::: Estratto della pagina :::
Hanno paura di amare.
Hanno timore di ospitare chi è loro estraneo.
Allora osteggiano ogni relazione.
Come superare però l’ostacolo?
Bisognerebbe trovare una giusta misura tra l’insegnante che vuole continuare col suo programma disinteressandosi dei ragazzi che non lo seguono e il docente che invece passa l’ora di lezione a parlare con gli studenti dei loro problemi dimenticandosi di far scuola.
Nessuno di questi due estremi corrisponde infatti a un modello d’insegnamento valido.
Ma la misura tra istruire a oltranza e relazionarsi con eccessivo coinvolgimento è difficile da trovare.
Gli insegnanti allora, a loro volta, stanno maturando nuove competenze.
E, come degli adolescenti, stanno passando un’“adolescenza professionale” fatta dalla scoperta di nuovi strumenti e nuove prospettive di lavoro.
Mentre fanno questa ricerca vivono però un periodo di dubbi in cui è necessario che oscillino tra le diverse posizioni e quindi devono accettare di non sapere già come regolarsi.
La vera risorsa in questo senso per affrontare la crescita dei ragazzi è l’essere in ricerca.
Significa disponibilità a muoversi di fronte alle diverse situazioni.
Significa decidere sul campo.
Significa non assumere atteggiamenti inflessibili, rigidi, indiscutibili.
La risposta è allora flessibilità, ricerca, accettazione dell’incertezza. Torna in mente il ragazzo con tutta la sua insicurezza su come arrivare a definirsi, a sentirsi se stesso, a differenziarsi.
L’adolescenza è allora un periodo buio perché si è in ricerca, ma è anche un periodo luminoso perché porta a nuove scoperte.
L’adolescenza è infatti un momento di rifondazioni di un progetto di vita.
E se penso agli insegnanti credo di poter immaginare che siano in un’epoca di rifondazione del senso del loro mestiere.
L’importante è che ne parlino tra di loro per trovare parole con le quali dialogare con gli alunni.
Penso infatti che gli adolescenti più sono in difficoltà meno sanno parlare.
Agiscono allora con il loro corpo e sul loro corpo.
Basti pensare a quanta sofferenza può creare la trasformazione del corpo puberale con tutte le metamorfosi che porta con sé.
Quando è troppo difficile crescere compare magari l’anoressia o la bulimia.
Quando è troppo difficile non sapere chi si è, compaiono piercing esagerati e tatuaggi invasivi.
I ragazzi oggi sono anche confusi nel processo della differenziazione di genere. Non sanno come interpretare la loro identità sessuale. Vivono un confuso modo di identificarsi con il maschile e il femminile.
E quando sono disorientati raccontano le loro inquietudini di essere omosessuali o di essere lesbiche.
Quindi i ragazzi hanno dei corpi che parlano delle loro sofferenze e che le mettono in evidenza.
Ma gli adolescenti ci narrano di se stessi anche con i loro comportamenti.
:::
Testo della consegna: Prosegui il brano sugli adolescenti e sugli insegnanti a partire dalla frase con cui si chiude. I dati provengono da una fonte diversa da quella del brano.
::: Dati forniti :::
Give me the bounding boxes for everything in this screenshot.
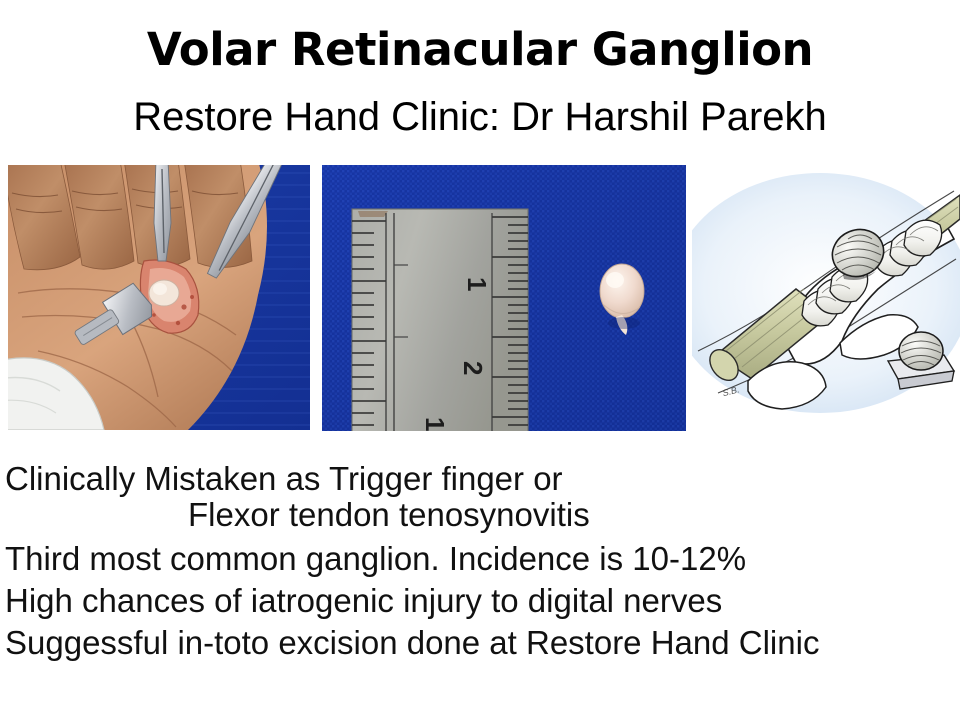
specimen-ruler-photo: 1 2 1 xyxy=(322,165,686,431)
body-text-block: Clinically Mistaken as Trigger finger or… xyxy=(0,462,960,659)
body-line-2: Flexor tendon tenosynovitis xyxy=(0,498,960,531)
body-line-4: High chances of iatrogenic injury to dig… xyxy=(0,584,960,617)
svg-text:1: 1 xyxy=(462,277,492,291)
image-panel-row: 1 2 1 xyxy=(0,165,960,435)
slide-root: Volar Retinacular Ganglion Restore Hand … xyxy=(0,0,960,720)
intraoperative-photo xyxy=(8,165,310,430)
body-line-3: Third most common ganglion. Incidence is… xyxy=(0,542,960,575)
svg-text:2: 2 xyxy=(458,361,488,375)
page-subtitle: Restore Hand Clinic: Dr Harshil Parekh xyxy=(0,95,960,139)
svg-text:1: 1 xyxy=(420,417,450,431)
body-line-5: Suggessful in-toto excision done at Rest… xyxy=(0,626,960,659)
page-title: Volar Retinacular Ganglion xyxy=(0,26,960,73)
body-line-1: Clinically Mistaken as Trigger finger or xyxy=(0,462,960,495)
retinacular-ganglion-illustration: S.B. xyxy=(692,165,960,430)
:::
::: Dati forniti :::
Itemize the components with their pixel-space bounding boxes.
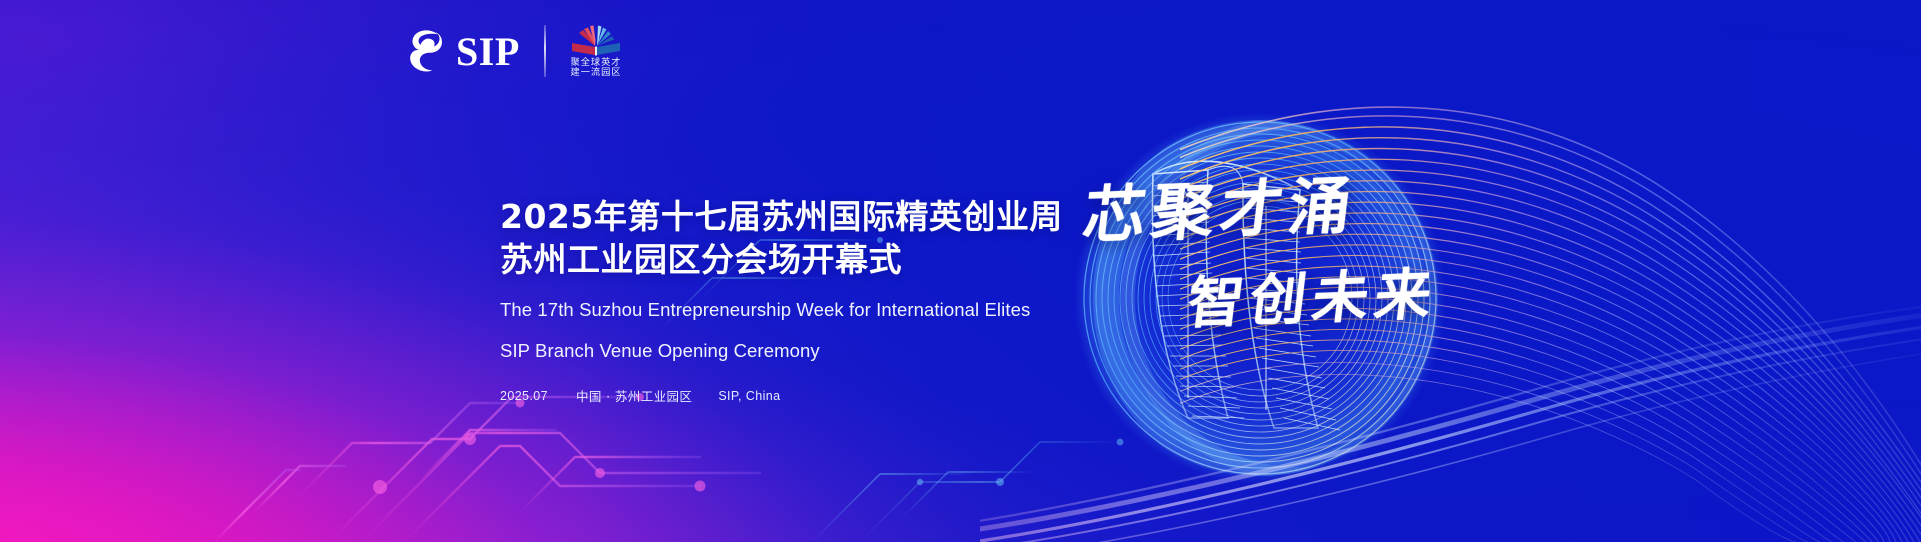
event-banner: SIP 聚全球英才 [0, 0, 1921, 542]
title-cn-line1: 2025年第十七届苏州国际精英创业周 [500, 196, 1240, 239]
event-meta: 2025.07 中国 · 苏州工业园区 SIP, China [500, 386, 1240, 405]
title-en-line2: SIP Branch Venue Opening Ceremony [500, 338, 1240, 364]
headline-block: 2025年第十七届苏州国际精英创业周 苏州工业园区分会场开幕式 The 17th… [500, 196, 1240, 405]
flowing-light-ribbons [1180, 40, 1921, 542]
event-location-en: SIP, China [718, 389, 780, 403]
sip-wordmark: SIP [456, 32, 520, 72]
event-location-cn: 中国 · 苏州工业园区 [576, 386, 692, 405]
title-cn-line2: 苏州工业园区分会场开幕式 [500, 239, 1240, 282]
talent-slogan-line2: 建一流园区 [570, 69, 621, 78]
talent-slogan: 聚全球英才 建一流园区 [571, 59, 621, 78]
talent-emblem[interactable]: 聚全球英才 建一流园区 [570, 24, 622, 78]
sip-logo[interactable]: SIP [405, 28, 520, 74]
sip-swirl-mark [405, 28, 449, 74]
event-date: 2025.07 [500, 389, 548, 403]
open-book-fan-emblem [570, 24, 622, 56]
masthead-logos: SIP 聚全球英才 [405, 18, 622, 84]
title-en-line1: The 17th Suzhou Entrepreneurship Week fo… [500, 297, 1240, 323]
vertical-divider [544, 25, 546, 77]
:::
::: Dati forniti :::
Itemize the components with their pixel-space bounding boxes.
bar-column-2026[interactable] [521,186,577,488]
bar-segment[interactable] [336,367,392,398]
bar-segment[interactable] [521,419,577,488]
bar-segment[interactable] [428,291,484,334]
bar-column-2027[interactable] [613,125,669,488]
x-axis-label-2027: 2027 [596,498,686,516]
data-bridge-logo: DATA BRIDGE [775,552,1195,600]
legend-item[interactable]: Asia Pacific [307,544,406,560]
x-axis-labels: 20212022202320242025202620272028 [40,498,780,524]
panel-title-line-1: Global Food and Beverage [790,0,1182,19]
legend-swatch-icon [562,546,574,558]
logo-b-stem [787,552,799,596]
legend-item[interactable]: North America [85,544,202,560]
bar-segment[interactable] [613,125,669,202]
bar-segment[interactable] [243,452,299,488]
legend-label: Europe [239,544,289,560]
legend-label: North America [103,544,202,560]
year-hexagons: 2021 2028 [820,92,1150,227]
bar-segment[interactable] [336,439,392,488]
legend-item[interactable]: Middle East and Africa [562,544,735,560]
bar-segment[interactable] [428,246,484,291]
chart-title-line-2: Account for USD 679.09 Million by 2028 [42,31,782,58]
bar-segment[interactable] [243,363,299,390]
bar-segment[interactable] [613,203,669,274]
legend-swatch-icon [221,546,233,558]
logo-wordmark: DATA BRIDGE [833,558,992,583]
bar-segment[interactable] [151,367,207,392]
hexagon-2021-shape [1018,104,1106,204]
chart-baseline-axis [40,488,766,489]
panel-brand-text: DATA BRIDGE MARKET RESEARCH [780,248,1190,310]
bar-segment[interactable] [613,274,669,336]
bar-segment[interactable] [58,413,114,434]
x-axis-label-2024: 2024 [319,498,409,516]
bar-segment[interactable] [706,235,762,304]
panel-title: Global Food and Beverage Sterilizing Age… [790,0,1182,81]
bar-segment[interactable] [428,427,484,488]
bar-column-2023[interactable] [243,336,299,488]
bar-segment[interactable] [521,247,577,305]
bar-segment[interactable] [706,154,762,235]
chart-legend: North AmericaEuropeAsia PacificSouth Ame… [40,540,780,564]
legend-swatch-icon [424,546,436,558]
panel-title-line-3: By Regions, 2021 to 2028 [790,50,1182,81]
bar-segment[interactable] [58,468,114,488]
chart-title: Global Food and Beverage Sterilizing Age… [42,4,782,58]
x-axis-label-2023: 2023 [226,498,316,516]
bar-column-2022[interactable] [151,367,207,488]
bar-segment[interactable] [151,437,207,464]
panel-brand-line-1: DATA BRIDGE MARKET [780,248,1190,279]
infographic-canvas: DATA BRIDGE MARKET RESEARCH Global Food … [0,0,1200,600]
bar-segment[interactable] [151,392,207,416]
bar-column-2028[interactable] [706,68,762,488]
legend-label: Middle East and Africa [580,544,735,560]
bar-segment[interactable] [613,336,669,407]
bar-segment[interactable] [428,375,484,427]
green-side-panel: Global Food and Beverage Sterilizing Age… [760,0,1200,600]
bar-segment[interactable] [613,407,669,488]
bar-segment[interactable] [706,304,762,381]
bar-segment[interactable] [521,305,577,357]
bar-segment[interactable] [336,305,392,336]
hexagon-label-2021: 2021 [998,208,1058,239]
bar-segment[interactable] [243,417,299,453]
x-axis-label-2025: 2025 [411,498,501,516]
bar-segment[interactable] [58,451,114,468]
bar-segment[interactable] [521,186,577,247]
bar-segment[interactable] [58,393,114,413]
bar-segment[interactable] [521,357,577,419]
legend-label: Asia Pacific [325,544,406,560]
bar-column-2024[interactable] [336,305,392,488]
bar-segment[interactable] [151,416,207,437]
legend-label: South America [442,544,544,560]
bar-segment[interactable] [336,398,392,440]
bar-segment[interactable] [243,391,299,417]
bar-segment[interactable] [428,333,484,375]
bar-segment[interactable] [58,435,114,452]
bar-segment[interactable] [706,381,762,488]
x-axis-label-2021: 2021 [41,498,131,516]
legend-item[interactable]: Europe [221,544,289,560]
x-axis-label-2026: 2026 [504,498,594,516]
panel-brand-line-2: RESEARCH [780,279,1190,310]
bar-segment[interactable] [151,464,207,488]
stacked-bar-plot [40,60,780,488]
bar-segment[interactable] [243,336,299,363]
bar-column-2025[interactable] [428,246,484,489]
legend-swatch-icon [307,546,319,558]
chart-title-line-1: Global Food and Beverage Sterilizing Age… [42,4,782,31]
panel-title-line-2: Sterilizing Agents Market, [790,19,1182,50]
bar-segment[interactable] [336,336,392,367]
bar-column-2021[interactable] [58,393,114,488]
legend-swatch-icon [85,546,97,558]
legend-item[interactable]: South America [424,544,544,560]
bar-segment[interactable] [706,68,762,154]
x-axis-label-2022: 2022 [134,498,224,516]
:::
Risultato del compito:
Pensiamo al fenomeno del bullismo. Consideriamo quindi l’adolescente che fa del male a un compagno senza avvertirne vergogna. Questa cattiveria gratuita si colloca nella loro impossibilità d’immedesimarsi nei panni dell’altro.
I ragazzi, forse, stanno troppo davanti alla televisione che fa loro provare delle emozioni malgrado non siano percepite da chi è al di là dello schermo.
Le persone che stanno davanti al video sono eccitate o sconfortate senza che nessuno se ne accorga dall’altra parte.
E questi giovani non si abituano a percepire la necessità di proteggere l’altro dalle loro angherie poiché questi altri sono percepiti come dietro a un video insensibile.
La realtà del bullismo è allora molto figlia di un oggetto chiamato televisione che in apparenza parla, ma che non ascolta essendo impossibilitata a immedesimarsi nel suo spettatore.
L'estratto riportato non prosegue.